** Your objective **
Go through the lines below. Copy those with "อลวง".

begin Task material

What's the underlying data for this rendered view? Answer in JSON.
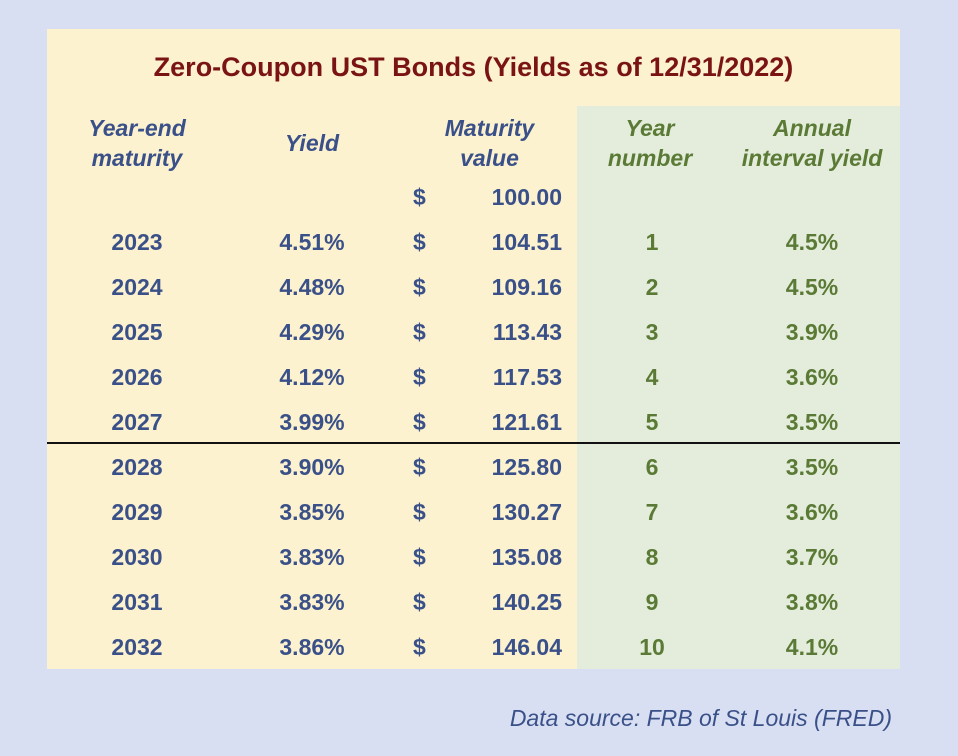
{
  "chart_data": {
    "type": "table",
    "title": "Zero-Coupon UST Bonds (Yields as of 12/31/2022)",
    "columns": [
      {
        "line1": "Year-end",
        "line2": "maturity"
      },
      {
        "line1": "Yield",
        "line2": ""
      },
      {
        "line1": "Maturity",
        "line2": "value"
      },
      {
        "line1": "Year",
        "line2": "number"
      },
      {
        "line1": "Annual",
        "line2": "interval yield"
      }
    ],
    "rows": [
      {
        "year": "",
        "yield": "",
        "dollar": "$",
        "value": "100.00",
        "num": "",
        "annual": ""
      },
      {
        "year": "2023",
        "yield": "4.51%",
        "dollar": "$",
        "value": "104.51",
        "num": "1",
        "annual": "4.5%"
      },
      {
        "year": "2024",
        "yield": "4.48%",
        "dollar": "$",
        "value": "109.16",
        "num": "2",
        "annual": "4.5%"
      },
      {
        "year": "2025",
        "yield": "4.29%",
        "dollar": "$",
        "value": "113.43",
        "num": "3",
        "annual": "3.9%"
      },
      {
        "year": "2026",
        "yield": "4.12%",
        "dollar": "$",
        "value": "117.53",
        "num": "4",
        "annual": "3.6%"
      },
      {
        "year": "2027",
        "yield": "3.99%",
        "dollar": "$",
        "value": "121.61",
        "num": "5",
        "annual": "3.5%"
      },
      {
        "year": "2028",
        "yield": "3.90%",
        "dollar": "$",
        "value": "125.80",
        "num": "6",
        "annual": "3.5%"
      },
      {
        "year": "2029",
        "yield": "3.85%",
        "dollar": "$",
        "value": "130.27",
        "num": "7",
        "annual": "3.6%"
      },
      {
        "year": "2030",
        "yield": "3.83%",
        "dollar": "$",
        "value": "135.08",
        "num": "8",
        "annual": "3.7%"
      },
      {
        "year": "2031",
        "yield": "3.83%",
        "dollar": "$",
        "value": "140.25",
        "num": "9",
        "annual": "3.8%"
      },
      {
        "year": "2032",
        "yield": "3.86%",
        "dollar": "$",
        "value": "146.04",
        "num": "10",
        "annual": "4.1%"
      }
    ],
    "source": "Data source: FRB of St Louis (FRED)"
  },
  "colors": {
    "background": "#d8dff2",
    "panel": "#fcf2d0",
    "green_band": "#e4eddb",
    "title": "#7a1414",
    "blue_text": "#3a5088",
    "green_text": "#5a7a35"
  }
}
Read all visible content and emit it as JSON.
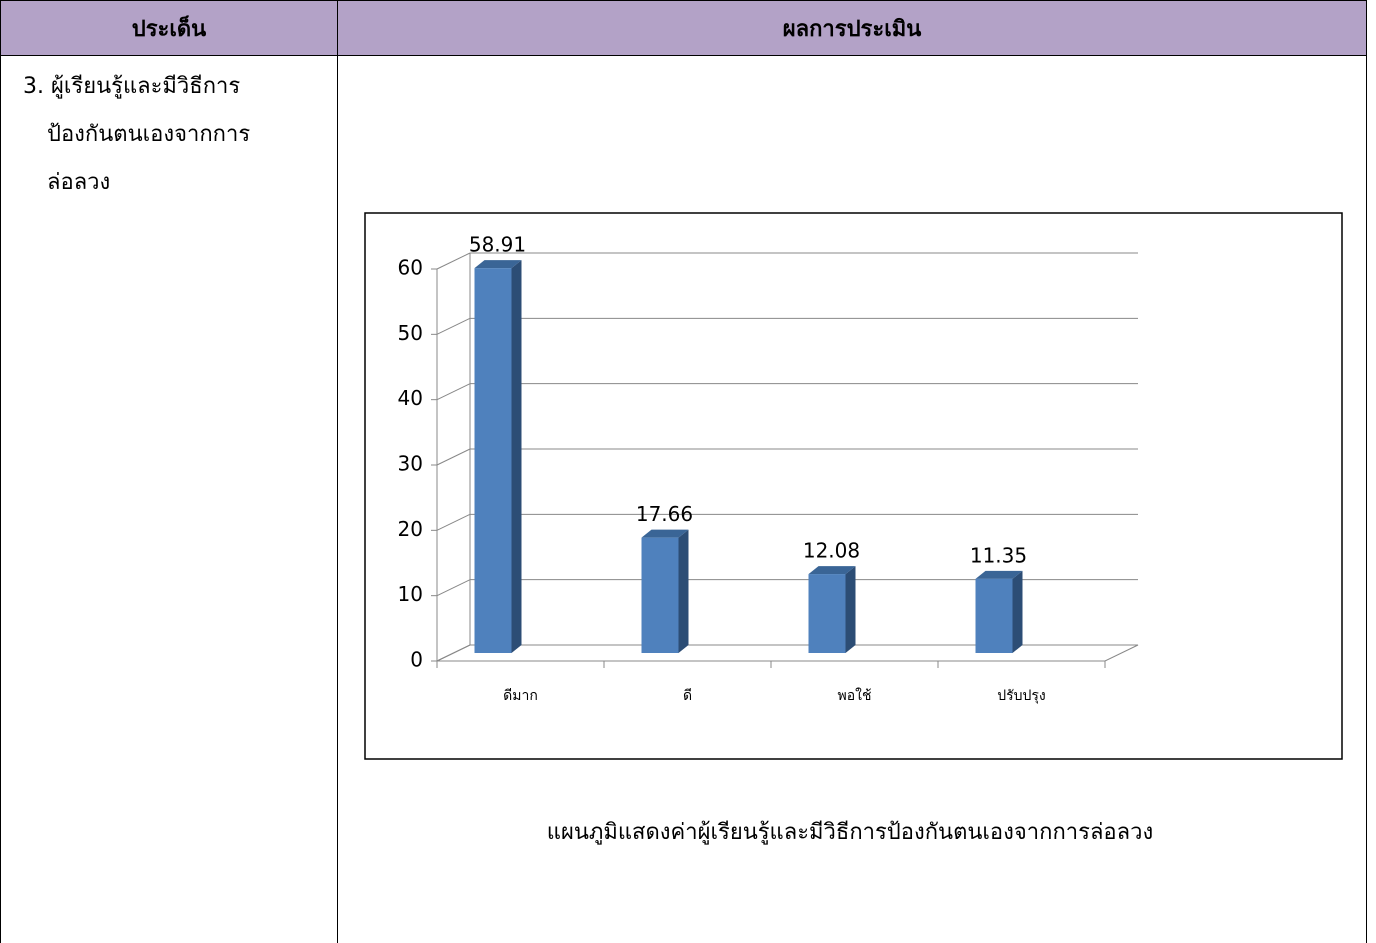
{
  "table": {
    "headers": [
      "ประเด็น",
      "ผลการประเมิน"
    ],
    "rows": [
      {
        "topic_lines": [
          "3. ผู้เรียนรู้และมีวิธีการ",
          "ป้องกันตนเองจากการ",
          "ล่อลวง"
        ]
      }
    ]
  },
  "chart_data": {
    "type": "bar3d",
    "categories": [
      "ดีมาก",
      "ดี",
      "พอใช้",
      "ปรับปรุง"
    ],
    "values": [
      58.91,
      17.66,
      12.08,
      11.35
    ],
    "color": "#4f81bd",
    "ylim": [
      0,
      60
    ],
    "yticks": [
      0,
      10,
      20,
      30,
      40,
      50,
      60
    ],
    "grid": true
  },
  "caption": "แผนภูมิแสดงค่าผู้เรียนรู้และมีวิธีการป้องกันตนเองจากการล่อลวง"
}
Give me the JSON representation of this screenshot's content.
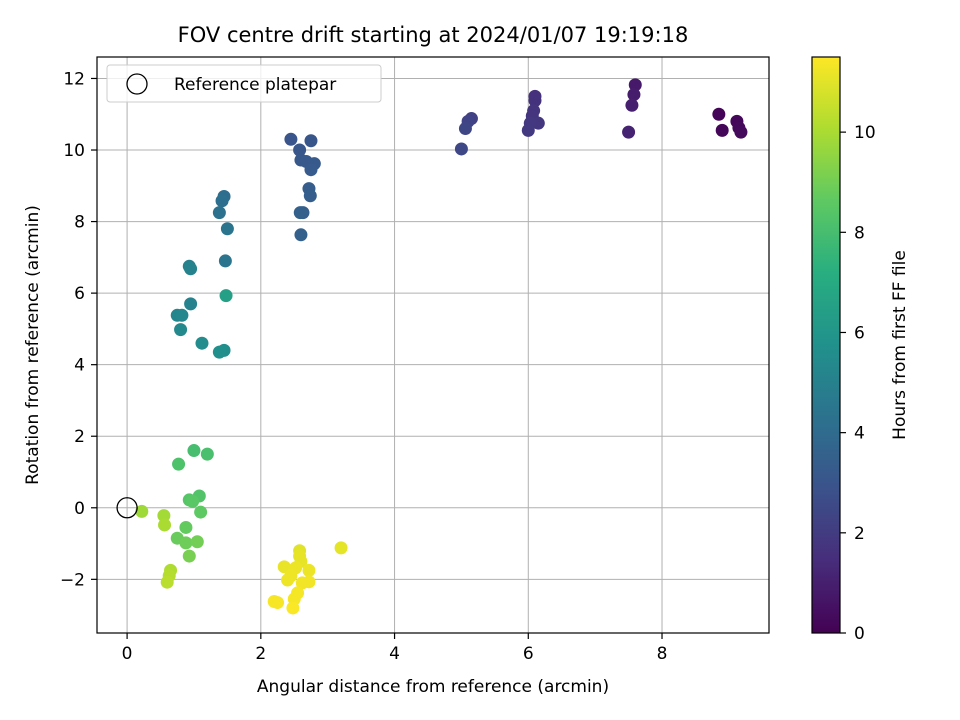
{
  "chart_data": {
    "type": "scatter",
    "title": "FOV centre drift starting at 2024/01/07 19:19:18",
    "xlabel": "Angular distance from reference (arcmin)",
    "ylabel": "Rotation from reference (arcmin)",
    "xlim": [
      -0.45,
      9.6
    ],
    "ylim": [
      -3.5,
      12.6
    ],
    "xticks": [
      0,
      2,
      4,
      6,
      8
    ],
    "yticks": [
      -2,
      0,
      2,
      4,
      6,
      8,
      10,
      12
    ],
    "grid": true,
    "legend": {
      "placement": "top-left",
      "entries": [
        {
          "label": "Reference platepar",
          "marker": "open-circle",
          "x": 0,
          "y": 0
        }
      ]
    },
    "colorbar": {
      "label": "Hours from first FF file",
      "colormap": "viridis",
      "range": [
        0,
        11.5
      ],
      "ticks": [
        0,
        2,
        4,
        6,
        8,
        10
      ]
    },
    "points": [
      {
        "x": 8.85,
        "y": 11.0,
        "h": 0.1
      },
      {
        "x": 8.9,
        "y": 10.55,
        "h": 0.15
      },
      {
        "x": 9.12,
        "y": 10.8,
        "h": 0.2
      },
      {
        "x": 9.15,
        "y": 10.62,
        "h": 0.25
      },
      {
        "x": 9.18,
        "y": 10.5,
        "h": 0.3
      },
      {
        "x": 7.6,
        "y": 11.82,
        "h": 0.8
      },
      {
        "x": 7.58,
        "y": 11.55,
        "h": 0.9
      },
      {
        "x": 7.55,
        "y": 11.25,
        "h": 1.0
      },
      {
        "x": 7.5,
        "y": 10.5,
        "h": 1.1
      },
      {
        "x": 6.1,
        "y": 11.5,
        "h": 1.6
      },
      {
        "x": 6.1,
        "y": 11.38,
        "h": 1.65
      },
      {
        "x": 6.08,
        "y": 11.1,
        "h": 1.7
      },
      {
        "x": 6.06,
        "y": 10.95,
        "h": 1.75
      },
      {
        "x": 6.15,
        "y": 10.75,
        "h": 1.8
      },
      {
        "x": 6.03,
        "y": 10.75,
        "h": 1.85
      },
      {
        "x": 6.0,
        "y": 10.55,
        "h": 1.9
      },
      {
        "x": 5.15,
        "y": 10.88,
        "h": 2.2
      },
      {
        "x": 5.1,
        "y": 10.8,
        "h": 2.3
      },
      {
        "x": 5.06,
        "y": 10.6,
        "h": 2.4
      },
      {
        "x": 5.0,
        "y": 10.03,
        "h": 2.5
      },
      {
        "x": 2.45,
        "y": 10.3,
        "h": 3.0
      },
      {
        "x": 2.75,
        "y": 10.26,
        "h": 3.05
      },
      {
        "x": 2.58,
        "y": 10.0,
        "h": 3.1
      },
      {
        "x": 2.6,
        "y": 9.72,
        "h": 3.15
      },
      {
        "x": 2.68,
        "y": 9.68,
        "h": 3.2
      },
      {
        "x": 2.8,
        "y": 9.62,
        "h": 3.25
      },
      {
        "x": 2.75,
        "y": 9.45,
        "h": 3.3
      },
      {
        "x": 2.72,
        "y": 8.92,
        "h": 3.35
      },
      {
        "x": 2.74,
        "y": 8.72,
        "h": 3.4
      },
      {
        "x": 2.63,
        "y": 8.25,
        "h": 3.45
      },
      {
        "x": 2.59,
        "y": 8.25,
        "h": 3.5
      },
      {
        "x": 2.6,
        "y": 7.63,
        "h": 3.55
      },
      {
        "x": 1.45,
        "y": 8.7,
        "h": 4.1
      },
      {
        "x": 1.42,
        "y": 8.58,
        "h": 4.2
      },
      {
        "x": 1.38,
        "y": 8.25,
        "h": 4.3
      },
      {
        "x": 1.5,
        "y": 7.8,
        "h": 4.4
      },
      {
        "x": 1.47,
        "y": 6.9,
        "h": 4.5
      },
      {
        "x": 0.93,
        "y": 6.75,
        "h": 5.0
      },
      {
        "x": 0.95,
        "y": 6.68,
        "h": 5.05
      },
      {
        "x": 0.95,
        "y": 5.7,
        "h": 5.1
      },
      {
        "x": 0.75,
        "y": 5.38,
        "h": 5.2
      },
      {
        "x": 0.82,
        "y": 5.38,
        "h": 5.3
      },
      {
        "x": 0.8,
        "y": 4.98,
        "h": 5.4
      },
      {
        "x": 1.12,
        "y": 4.6,
        "h": 5.5
      },
      {
        "x": 1.45,
        "y": 4.4,
        "h": 5.6
      },
      {
        "x": 1.38,
        "y": 4.35,
        "h": 5.7
      },
      {
        "x": 1.48,
        "y": 5.93,
        "h": 6.5
      },
      {
        "x": 1.0,
        "y": 1.6,
        "h": 8.0
      },
      {
        "x": 1.2,
        "y": 1.5,
        "h": 8.1
      },
      {
        "x": 0.77,
        "y": 1.22,
        "h": 8.2
      },
      {
        "x": 1.08,
        "y": 0.33,
        "h": 8.3
      },
      {
        "x": 0.93,
        "y": 0.22,
        "h": 8.4
      },
      {
        "x": 0.98,
        "y": 0.18,
        "h": 8.5
      },
      {
        "x": 1.1,
        "y": -0.12,
        "h": 8.6
      },
      {
        "x": 0.88,
        "y": -0.55,
        "h": 8.7
      },
      {
        "x": 0.75,
        "y": -0.85,
        "h": 8.8
      },
      {
        "x": 0.88,
        "y": -0.98,
        "h": 8.9
      },
      {
        "x": 1.05,
        "y": -0.95,
        "h": 9.0
      },
      {
        "x": 0.93,
        "y": -1.35,
        "h": 9.1
      },
      {
        "x": 0.22,
        "y": -0.1,
        "h": 9.8
      },
      {
        "x": 0.55,
        "y": -0.22,
        "h": 9.9
      },
      {
        "x": 0.56,
        "y": -0.48,
        "h": 10.0
      },
      {
        "x": 0.65,
        "y": -1.75,
        "h": 10.1
      },
      {
        "x": 0.63,
        "y": -1.9,
        "h": 10.2
      },
      {
        "x": 0.6,
        "y": -2.08,
        "h": 10.3
      },
      {
        "x": 2.58,
        "y": -1.2,
        "h": 11.0
      },
      {
        "x": 3.2,
        "y": -1.12,
        "h": 11.05
      },
      {
        "x": 2.58,
        "y": -1.35,
        "h": 11.1
      },
      {
        "x": 2.6,
        "y": -1.5,
        "h": 11.1
      },
      {
        "x": 2.35,
        "y": -1.65,
        "h": 11.15
      },
      {
        "x": 2.52,
        "y": -1.68,
        "h": 11.2
      },
      {
        "x": 2.72,
        "y": -1.75,
        "h": 11.2
      },
      {
        "x": 2.45,
        "y": -1.9,
        "h": 11.25
      },
      {
        "x": 2.4,
        "y": -2.02,
        "h": 11.25
      },
      {
        "x": 2.72,
        "y": -2.07,
        "h": 11.3
      },
      {
        "x": 2.62,
        "y": -2.1,
        "h": 11.3
      },
      {
        "x": 2.55,
        "y": -2.38,
        "h": 11.35
      },
      {
        "x": 2.5,
        "y": -2.55,
        "h": 11.35
      },
      {
        "x": 2.2,
        "y": -2.62,
        "h": 11.4
      },
      {
        "x": 2.25,
        "y": -2.65,
        "h": 11.4
      },
      {
        "x": 2.48,
        "y": -2.8,
        "h": 11.45
      }
    ]
  }
}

end Task material

** Written solution **
          "ล่อลวง"
  "caption": "แผนภูมิแสดงค่าผู้เรียนรู้และมีวิธีการป้องกันตนเองจากการล่อลวง"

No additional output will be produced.